ASSIGNED TASK » Only an exact repetition of the entries counts as an answer.

=== Section Start ===

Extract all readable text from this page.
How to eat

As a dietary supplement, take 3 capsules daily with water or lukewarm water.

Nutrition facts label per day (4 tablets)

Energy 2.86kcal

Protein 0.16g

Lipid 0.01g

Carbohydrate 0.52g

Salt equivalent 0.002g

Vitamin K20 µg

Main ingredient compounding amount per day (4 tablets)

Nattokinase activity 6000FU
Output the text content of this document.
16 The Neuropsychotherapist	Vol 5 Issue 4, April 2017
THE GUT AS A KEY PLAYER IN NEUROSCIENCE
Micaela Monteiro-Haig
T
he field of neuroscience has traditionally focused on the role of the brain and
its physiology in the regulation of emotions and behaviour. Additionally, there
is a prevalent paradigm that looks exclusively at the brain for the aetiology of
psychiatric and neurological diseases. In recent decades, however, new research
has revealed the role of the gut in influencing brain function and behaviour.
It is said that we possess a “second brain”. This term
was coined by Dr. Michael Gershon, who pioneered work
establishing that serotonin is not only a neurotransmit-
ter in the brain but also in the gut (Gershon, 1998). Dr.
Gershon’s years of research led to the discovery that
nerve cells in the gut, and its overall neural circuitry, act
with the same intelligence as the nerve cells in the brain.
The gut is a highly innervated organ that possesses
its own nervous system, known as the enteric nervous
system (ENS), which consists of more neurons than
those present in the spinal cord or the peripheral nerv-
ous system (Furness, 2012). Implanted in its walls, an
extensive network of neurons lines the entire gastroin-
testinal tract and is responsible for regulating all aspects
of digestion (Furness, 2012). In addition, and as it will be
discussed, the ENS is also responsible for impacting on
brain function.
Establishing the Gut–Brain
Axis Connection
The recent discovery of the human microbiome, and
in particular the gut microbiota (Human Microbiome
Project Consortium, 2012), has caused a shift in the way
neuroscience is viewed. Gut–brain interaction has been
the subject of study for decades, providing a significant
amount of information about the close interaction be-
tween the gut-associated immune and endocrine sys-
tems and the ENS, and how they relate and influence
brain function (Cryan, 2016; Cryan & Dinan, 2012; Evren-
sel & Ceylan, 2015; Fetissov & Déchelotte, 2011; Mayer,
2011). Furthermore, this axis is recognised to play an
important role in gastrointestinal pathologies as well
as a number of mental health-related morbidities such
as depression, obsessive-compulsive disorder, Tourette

=== Section End ===

EXERCISE RESPONSE »
Extract all readable text from this page.
How to eat

As a dietary supplement, take 3 capsules daily with water or lukewarm water.

Nutrition facts label per day (4 tablets)

Energy 2.86kcal

Protein 0.16g

Lipid 0.01g

Carbohydrate 0.52g

Salt equivalent 0.002g

Vitamin K20 µg

Main ingredient compounding amount per day (4 tablets)

Nattokinase activity 6000FU
Output the text content of this document.
16 The Neuropsychotherapist	Vol 5 Issue 4, April 2017
THE GUT AS A KEY PLAYER IN NEUROSCIENCE
Micaela Monteiro-Haig
T
he field of neuroscience has traditionally focused on the role of the brain and
its physiology in the regulation of emotions and behaviour. Additionally, there
is a prevalent paradigm that looks exclusively at the brain for the aetiology of
psychiatric and neurological diseases. In recent decades, however, new research
has revealed the role of the gut in influencing brain function and behaviour.
It is said that we possess a “second brain”. This term
was coined by Dr. Michael Gershon, who pioneered work
establishing that serotonin is not only a neurotransmit-
ter in the brain but also in the gut (Gershon, 1998). Dr.
Gershon’s years of research led to the discovery that
nerve cells in the gut, and its overall neural circuitry, act
with the same intelligence as the nerve cells in the brain.
The gut is a highly innervated organ that possesses
its own nervous system, known as the enteric nervous
system (ENS), which consists of more neurons than
those present in the spinal cord or the peripheral nerv-
ous system (Furness, 2012). Implanted in its walls, an
extensive network of neurons lines the entire gastroin-
testinal tract and is responsible for regulating all aspects
of digestion (Furness, 2012). In addition, and as it will be
discussed, the ENS is also responsible for impacting on
brain function.
Establishing the Gut–Brain
Axis Connection
The recent discovery of the human microbiome, and
in particular the gut microbiota (Human Microbiome
Project Consortium, 2012), has caused a shift in the way
neuroscience is viewed. Gut–brain interaction has been
the subject of study for decades, providing a significant
amount of information about the close interaction be-
tween the gut-associated immune and endocrine sys-
tems and the ENS, and how they relate and influence
brain function (Cryan, 2016; Cryan & Dinan, 2012; Evren-
sel & Ceylan, 2015; Fetissov & Déchelotte, 2011; Mayer,
2011). Furthermore, this axis is recognised to play an
important role in gastrointestinal pathologies as well
as a number of mental health-related morbidities such
as depression, obsessive-compulsive disorder, Tourette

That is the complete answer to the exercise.